Exactly as written, retype the listing below, omitting the pictures.

++++ Data rows

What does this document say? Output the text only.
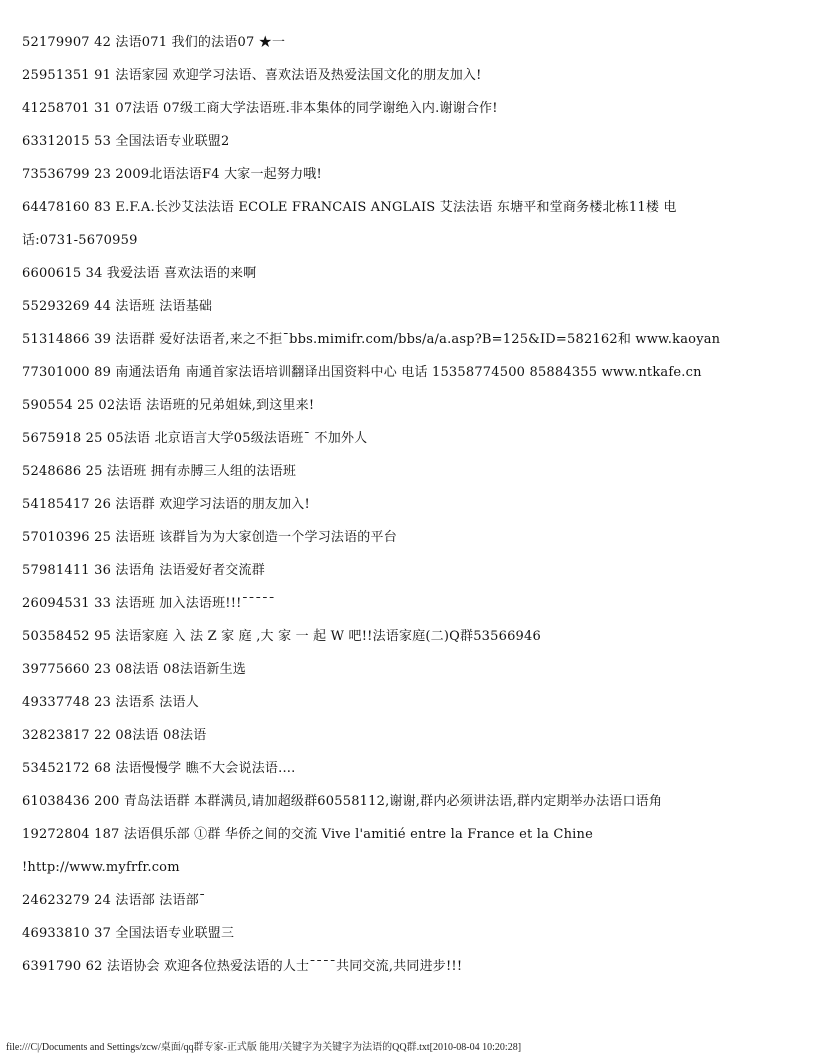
52179907 42 法语071 我们的法语07 ★一
25951351 91 法语家园 欢迎学习法语、喜欢法语及热爱法国文化的朋友加入!
41258701 31 07法语 07级工商大学法语班.非本集体的同学谢绝入内.谢谢合作!
63312015 53 全国法语专业联盟2
73536799 23 2009北语法语F4 大家一起努力哦!
64478160 83 E.F.A.长沙艾法法语 ECOLE FRANCAIS ANGLAIS 艾法法语 东塘平和堂商务楼北栋11楼 电
话:0731-5670959
6600615 34 我爱法语 喜欢法语的来啊
55293269 44 法语班 法语基础
51314866 39 法语群 爱好法语者,来之不拒¯bbs.mimifr.com/bbs/a/a.asp?B=125&ID=582162和 www.kaoyan
77301000 89 南通法语角 南通首家法语培训翻译出国资料中心 电话 15358774500 85884355 www.ntkafe.cn
590554 25 02法语 法语班的兄弟姐妹,到这里来!
5675918 25 05法语 北京语言大学05级法语班¯ 不加外人
5248686 25 法语班 拥有赤膊三人组的法语班
54185417 26 法语群 欢迎学习法语的朋友加入!
57010396 25 法语班 该群旨为为大家创造一个学习法语的平台
57981411 36 法语角 法语爱好者交流群
26094531 33 法语班 加入法语班!!!¯¯¯¯¯
50358452 95 法语家庭 入 法 Z 家 庭 ,大 家 一 起 W 吧!!法语家庭(二)Q群53566946
39775660 23 08法语 08法语新生选
49337748 23 法语系 法语人
32823817 22 08法语 08法语
53452172 68 法语慢慢学 瞧不大会说法语....
61038436 200 青岛法语群 本群满员,请加超级群60558112,谢谢,群内必须讲法语,群内定期举办法语口语角
19272804 187 法语俱乐部 ①群 华侨之间的交流 Vive l'amitié entre la France et la Chine
!http://www.myfrfr.com
24623279 24 法语部 法语部¯
46933810 37 全国法语专业联盟三
6391790 62 法语协会 欢迎各位热爱法语的人士¯¯¯¯共同交流,共同进步!!!
file:///C|/Documents and Settings/zcw/桌面/qq群专家-正式版 能用/关键字为关键字为法语的QQ群.txt[2010-08-04 10:20:28]
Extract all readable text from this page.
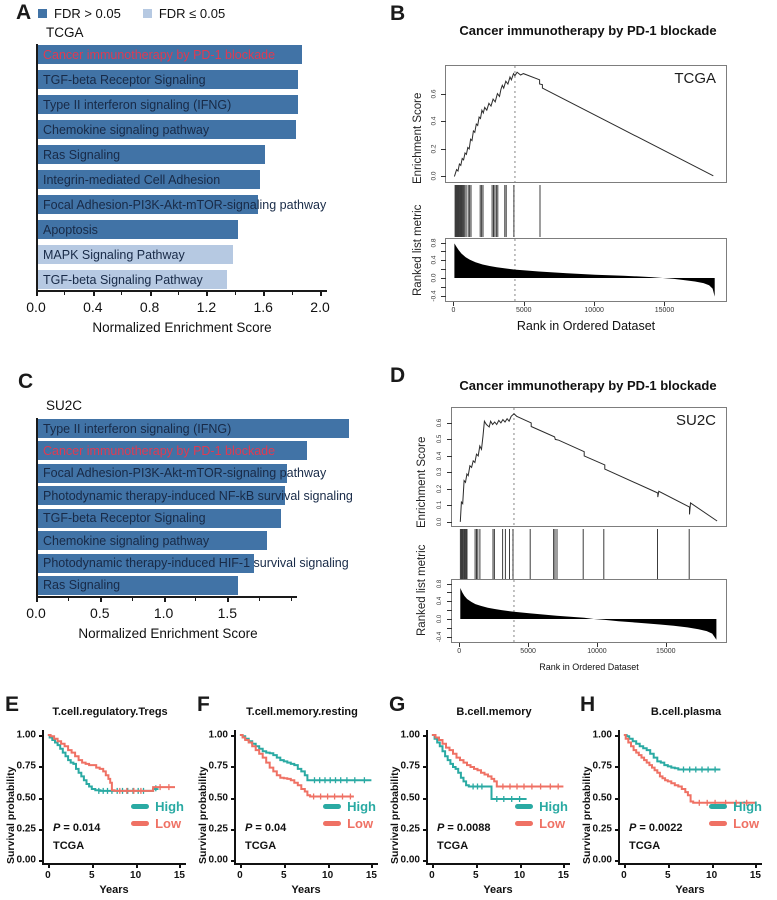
A FDR > 0.05	FDR ≤ 0.05
TCGA
Cancer immunotherapy by PD-1 blockade
TGF-beta Receptor Signaling
Type II interferon signaling (IFNG)
Chemokine signaling pathway
Ras Signaling
Integrin-mediated Cell Adhesion
Focal Adhesion-PI3K-Akt-mTOR-signaling pathway
Apoptosis
MAPK Signaling Pathway
TGF-beta Signaling Pathway
0.0	0.4	0.8	1.2	1.6	2.0
Normalized Enrichment Score
B
Cancer immunotherapy by PD-1 blockade
Enrichment Score
TCGA
0.0
0.2
0.4
0.6
Ranked list metric 0.8
0.4
0.0
-0.4
0	5000	10000	15000
Rank in Ordered Dataset
C
SU2C
Type II interferon signaling (IFNG)
Cancer immunotherapy by PD-1 blockade
Focal Adhesion-PI3K-Akt-mTOR-signaling pathway
Photodynamic therapy-induced NF-kB survival signaling
TGF-beta Receptor Signaling
Chemokine signaling pathway
Photodynamic therapy-induced HIF-1 survival signaling
Ras Signaling
0.0	0.5	1.0	1.5
Normalized Enrichment Score
D	Cancer immunotherapy by PD-1 blockade
Enrichment Score
SU2C
0.0
0.1
0.2
0.3
0.4
0.5
0.6
Ranked list metric 0.8
0.4
0.0
-0.4
0	5000	10000	15000
Rank in Ordered Dataset
E	T.cell.regulatory.Tregs
Survival probability	P = 0.014
TCGA
High
Low
1.00
0.75
0.50
0.25
0.00
0	5	10	15
Years
F	T.cell.memory.resting
Survival probability	P = 0.04
TCGA
High
Low
1.00
0.75
0.50
0.25
0.00
0	5	10	15
Years
G	B.cell.memory
Survival probability	P = 0.0088
TCGA
High
Low
1.00
0.75
0.50
0.25
0.00
0	5	10	15
Years
H	B.cell.plasma
Survival probability	P = 0.0022
TCGA
High
Low
1.00
0.75
0.50
0.25
0.00
0	5	10	15
Years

++++++++

Solution below:
What does this document say? Output the text only.
52179907 42 法语071 我们的法语07 ★一
25951351 91 法语家园 欢迎学习法语、喜欢法语及热爱法国文化的朋友加入!
41258701 31 07法语 07级工商大学法语班.非本集体的同学谢绝入内.谢谢合作!
63312015 53 全国法语专业联盟2
73536799 23 2009北语法语F4 大家一起努力哦!
64478160 83 E.F.A.长沙艾法法语 ECOLE FRANCAIS ANGLAIS 艾法法语 东塘平和堂商务楼北栋11楼 电
话:0731-5670959
6600615 34 我爱法语 喜欢法语的来啊
55293269 44 法语班 法语基础
51314866 39 法语群 爱好法语者,来之不拒¯bbs.mimifr.com/bbs/a/a.asp?B=125&ID=582162和 www.kaoyan
77301000 89 南通法语角 南通首家法语培训翻译出国资料中心 电话 15358774500 85884355 www.ntkafe.cn
590554 25 02法语 法语班的兄弟姐妹,到这里来!
5675918 25 05法语 北京语言大学05级法语班¯ 不加外人
5248686 25 法语班 拥有赤膊三人组的法语班
54185417 26 法语群 欢迎学习法语的朋友加入!
57010396 25 法语班 该群旨为为大家创造一个学习法语的平台
57981411 36 法语角 法语爱好者交流群
26094531 33 法语班 加入法语班!!!¯¯¯¯¯
50358452 95 法语家庭 入 法 Z 家 庭 ,大 家 一 起 W 吧!!法语家庭(二)Q群53566946
39775660 23 08法语 08法语新生选
49337748 23 法语系 法语人
32823817 22 08法语 08法语
53452172 68 法语慢慢学 瞧不大会说法语....
61038436 200 青岛法语群 本群满员,请加超级群60558112,谢谢,群内必须讲法语,群内定期举办法语口语角
19272804 187 法语俱乐部 ①群 华侨之间的交流 Vive l'amitié entre la France et la Chine
!http://www.myfrfr.com
24623279 24 法语部 法语部¯
46933810 37 全国法语专业联盟三
6391790 62 法语协会 欢迎各位热爱法语的人士¯¯¯¯共同交流,共同进步!!!
file:///C|/Documents and Settings/zcw/桌面/qq群专家-正式版 能用/关键字为关键字为法语的QQ群.txt[2010-08-04 10:20:28]
Extract all readable text from this page.
A FDR > 0.05	FDR ≤ 0.05
TCGA
Cancer immunotherapy by PD-1 blockade
TGF-beta Receptor Signaling
Type II interferon signaling (IFNG)
Chemokine signaling pathway
Ras Signaling
Integrin-mediated Cell Adhesion
Focal Adhesion-PI3K-Akt-mTOR-signaling pathway
Apoptosis
MAPK Signaling Pathway
TGF-beta Signaling Pathway
0.0	0.4	0.8	1.2	1.6	2.0
Normalized Enrichment Score
B
Cancer immunotherapy by PD-1 blockade
Enrichment Score
TCGA
0.0
0.2
0.4
0.6
Ranked list metric 0.8
0.4
0.0
-0.4
0	5000	10000	15000
Rank in Ordered Dataset
C
SU2C
Type II interferon signaling (IFNG)
Cancer immunotherapy by PD-1 blockade
Focal Adhesion-PI3K-Akt-mTOR-signaling pathway
Photodynamic therapy-induced NF-kB survival signaling
TGF-beta Receptor Signaling
Chemokine signaling pathway
Photodynamic therapy-induced HIF-1 survival signaling
Ras Signaling
0.0	0.5	1.0	1.5
Normalized Enrichment Score
D	Cancer immunotherapy by PD-1 blockade
Enrichment Score
SU2C
0.0
0.1
0.2
0.3
0.4
0.5
0.6
Ranked list metric 0.8
0.4
0.0
-0.4
0	5000	10000	15000
Rank in Ordered Dataset
E	T.cell.regulatory.Tregs
Survival probability	P = 0.014
TCGA
High
Low
1.00
0.75
0.50
0.25
0.00
0	5	10	15
Years
F	T.cell.memory.resting
Survival probability	P = 0.04
TCGA
High
Low
1.00
0.75
0.50
0.25
0.00
0	5	10	15
Years
G	B.cell.memory
Survival probability	P = 0.0088
TCGA
High
Low
1.00
0.75
0.50
0.25
0.00
0	5	10	15
Years
H	B.cell.plasma
Survival probability	P = 0.0022
TCGA
High
Low
1.00
0.75
0.50
0.25
0.00
0	5	10	15
Years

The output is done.